■ Written exercise:
Copy every record below, exactly as written.

[Records from a collection of figures]
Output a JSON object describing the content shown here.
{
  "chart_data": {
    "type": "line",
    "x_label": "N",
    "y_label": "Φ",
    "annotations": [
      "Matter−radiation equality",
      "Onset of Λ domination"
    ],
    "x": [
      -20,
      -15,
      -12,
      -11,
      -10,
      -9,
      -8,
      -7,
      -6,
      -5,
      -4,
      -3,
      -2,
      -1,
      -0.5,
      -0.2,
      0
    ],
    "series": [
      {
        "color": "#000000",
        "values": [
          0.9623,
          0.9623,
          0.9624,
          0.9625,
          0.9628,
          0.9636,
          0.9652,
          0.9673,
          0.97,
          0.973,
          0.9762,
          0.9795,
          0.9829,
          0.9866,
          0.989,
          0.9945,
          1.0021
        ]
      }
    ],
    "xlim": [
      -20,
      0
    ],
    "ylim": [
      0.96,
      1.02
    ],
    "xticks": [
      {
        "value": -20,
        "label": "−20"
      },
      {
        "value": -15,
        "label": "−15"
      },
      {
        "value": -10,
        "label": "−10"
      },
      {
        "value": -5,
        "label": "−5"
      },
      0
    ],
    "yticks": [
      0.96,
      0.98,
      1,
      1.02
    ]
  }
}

■ Task output:
Output a JSON object describing the content shown here.
{
  "chart_data": {
    "type": "line",
    "x_label": "N",
    "y_label": "Φ",
    "annotations": [
      "Matter−radiation equality",
      "Onset of Λ domination"
    ],
    "x": [
      -20,
      -15,
      -12,
      -11,
      -10,
      -9,
      -8,
      -7,
      -6,
      -5,
      -4,
      -3,
      -2,
      -1,
      -0.5,
      -0.2,
      0
    ],
    "series": [
      {
        "color": "#000000",
        "values": [
          0.9623,
          0.9623,
          0.9624,
          0.9625,
          0.9628,
          0.9636,
          0.9652,
          0.9673,
          0.97,
          0.973,
          0.9762,
          0.9795,
          0.9829,
          0.9866,
          0.989,
          0.9945,
          1.0021
        ]
      }
    ],
    "xlim": [
      -20,
      0
    ],
    "ylim": [
      0.96,
      1.02
    ],
    "xticks": [
      {
        "value": -20,
        "label": "−20"
      },
      {
        "value": -15,
        "label": "−15"
      },
      {
        "value": -10,
        "label": "−10"
      },
      {
        "value": -5,
        "label": "−5"
      },
      0
    ],
    "yticks": [
      0.96,
      0.98,
      1,
      1.02
    ]
  }
}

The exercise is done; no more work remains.